*WHAT IS REQUIRED*
Write out the whole of the material exactly.

*DATASET EXTRACT*
◆ ◆ ◆ ◆ ◆

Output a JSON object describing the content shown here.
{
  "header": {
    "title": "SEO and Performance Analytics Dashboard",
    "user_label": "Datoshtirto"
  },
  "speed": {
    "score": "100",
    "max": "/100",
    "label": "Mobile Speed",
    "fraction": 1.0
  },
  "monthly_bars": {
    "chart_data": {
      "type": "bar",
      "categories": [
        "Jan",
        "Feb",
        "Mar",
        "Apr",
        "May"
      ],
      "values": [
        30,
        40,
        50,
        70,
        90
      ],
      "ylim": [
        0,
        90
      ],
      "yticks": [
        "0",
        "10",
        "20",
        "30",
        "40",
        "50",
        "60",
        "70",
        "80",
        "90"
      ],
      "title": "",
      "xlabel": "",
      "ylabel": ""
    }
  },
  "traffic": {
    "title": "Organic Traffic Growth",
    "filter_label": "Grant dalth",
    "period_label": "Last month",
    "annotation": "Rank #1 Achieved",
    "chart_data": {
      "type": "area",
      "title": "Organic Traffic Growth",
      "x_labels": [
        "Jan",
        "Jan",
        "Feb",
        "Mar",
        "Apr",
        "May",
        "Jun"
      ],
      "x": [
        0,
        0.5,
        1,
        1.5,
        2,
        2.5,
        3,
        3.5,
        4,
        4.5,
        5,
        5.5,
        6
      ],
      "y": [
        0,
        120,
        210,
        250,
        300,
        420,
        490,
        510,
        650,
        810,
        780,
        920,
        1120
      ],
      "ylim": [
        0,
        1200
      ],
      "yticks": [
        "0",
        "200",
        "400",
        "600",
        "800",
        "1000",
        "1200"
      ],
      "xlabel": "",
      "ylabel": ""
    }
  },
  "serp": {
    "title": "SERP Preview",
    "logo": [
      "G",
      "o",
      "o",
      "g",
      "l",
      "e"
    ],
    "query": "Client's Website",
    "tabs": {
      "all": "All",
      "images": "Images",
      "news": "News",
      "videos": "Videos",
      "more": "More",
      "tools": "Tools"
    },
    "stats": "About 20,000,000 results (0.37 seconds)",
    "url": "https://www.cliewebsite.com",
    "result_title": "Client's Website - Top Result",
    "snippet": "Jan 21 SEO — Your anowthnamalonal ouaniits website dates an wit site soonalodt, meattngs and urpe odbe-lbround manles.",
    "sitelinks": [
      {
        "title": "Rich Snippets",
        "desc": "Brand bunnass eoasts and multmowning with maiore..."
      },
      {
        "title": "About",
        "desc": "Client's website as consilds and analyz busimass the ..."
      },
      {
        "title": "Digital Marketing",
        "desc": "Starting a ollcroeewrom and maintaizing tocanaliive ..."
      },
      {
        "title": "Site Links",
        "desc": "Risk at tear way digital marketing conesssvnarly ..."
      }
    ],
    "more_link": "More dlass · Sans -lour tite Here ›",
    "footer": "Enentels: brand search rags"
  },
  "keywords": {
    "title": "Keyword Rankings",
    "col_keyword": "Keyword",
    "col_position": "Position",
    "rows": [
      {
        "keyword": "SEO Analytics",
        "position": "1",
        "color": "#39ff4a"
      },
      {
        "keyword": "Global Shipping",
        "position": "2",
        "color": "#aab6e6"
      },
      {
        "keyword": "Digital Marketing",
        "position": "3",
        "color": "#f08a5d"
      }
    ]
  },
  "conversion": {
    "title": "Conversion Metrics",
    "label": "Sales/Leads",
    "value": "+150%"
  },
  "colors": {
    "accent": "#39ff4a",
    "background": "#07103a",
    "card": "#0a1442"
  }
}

◆ ◆ ◆ ◆ ◆

*COMPLETE RESPONSE*
Output a JSON object describing the content shown here.
{
  "header": {
    "title": "SEO and Performance Analytics Dashboard",
    "user_label": "Datoshtirto"
  },
  "speed": {
    "score": "100",
    "max": "/100",
    "label": "Mobile Speed",
    "fraction": 1.0
  },
  "monthly_bars": {
    "chart_data": {
      "type": "bar",
      "categories": [
        "Jan",
        "Feb",
        "Mar",
        "Apr",
        "May"
      ],
      "values": [
        30,
        40,
        50,
        70,
        90
      ],
      "ylim": [
        0,
        90
      ],
      "yticks": [
        "0",
        "10",
        "20",
        "30",
        "40",
        "50",
        "60",
        "70",
        "80",
        "90"
      ],
      "title": "",
      "xlabel": "",
      "ylabel": ""
    }
  },
  "traffic": {
    "title": "Organic Traffic Growth",
    "filter_label": "Grant dalth",
    "period_label": "Last month",
    "annotation": "Rank #1 Achieved",
    "chart_data": {
      "type": "area",
      "title": "Organic Traffic Growth",
      "x_labels": [
        "Jan",
        "Jan",
        "Feb",
        "Mar",
        "Apr",
        "May",
        "Jun"
      ],
      "x": [
        0,
        0.5,
        1,
        1.5,
        2,
        2.5,
        3,
        3.5,
        4,
        4.5,
        5,
        5.5,
        6
      ],
      "y": [
        0,
        120,
        210,
        250,
        300,
        420,
        490,
        510,
        650,
        810,
        780,
        920,
        1120
      ],
      "ylim": [
        0,
        1200
      ],
      "yticks": [
        "0",
        "200",
        "400",
        "600",
        "800",
        "1000",
        "1200"
      ],
      "xlabel": "",
      "ylabel": ""
    }
  },
  "serp": {
    "title": "SERP Preview",
    "logo": [
      "G",
      "o",
      "o",
      "g",
      "l",
      "e"
    ],
    "query": "Client's Website",
    "tabs": {
      "all": "All",
      "images": "Images",
      "news": "News",
      "videos": "Videos",
      "more": "More",
      "tools": "Tools"
    },
    "stats": "About 20,000,000 results (0.37 seconds)",
    "url": "https://www.cliewebsite.com",
    "result_title": "Client's Website - Top Result",
    "snippet": "Jan 21 SEO — Your anowthnamalonal ouaniits website dates an wit site soonalodt, meattngs and urpe odbe-lbround manles.",
    "sitelinks": [
      {
        "title": "Rich Snippets",
        "desc": "Brand bunnass eoasts and multmowning with maiore..."
      },
      {
        "title": "About",
        "desc": "Client's website as consilds and analyz busimass the ..."
      },
      {
        "title": "Digital Marketing",
        "desc": "Starting a ollcroeewrom and maintaizing tocanaliive ..."
      },
      {
        "title": "Site Links",
        "desc": "Risk at tear way digital marketing conesssvnarly ..."
      }
    ],
    "more_link": "More dlass · Sans -lour tite Here ›",
    "footer": "Enentels: brand search rags"
  },
  "keywords": {
    "title": "Keyword Rankings",
    "col_keyword": "Keyword",
    "col_position": "Position",
    "rows": [
      {
        "keyword": "SEO Analytics",
        "position": "1",
        "color": "#39ff4a"
      },
      {
        "keyword": "Global Shipping",
        "position": "2",
        "color": "#aab6e6"
      },
      {
        "keyword": "Digital Marketing",
        "position": "3",
        "color": "#f08a5d"
      }
    ]
  },
  "conversion": {
    "title": "Conversion Metrics",
    "label": "Sales/Leads",
    "value": "+150%"
  },
  "colors": {
    "accent": "#39ff4a",
    "background": "#07103a",
    "card": "#0a1442"
  }
}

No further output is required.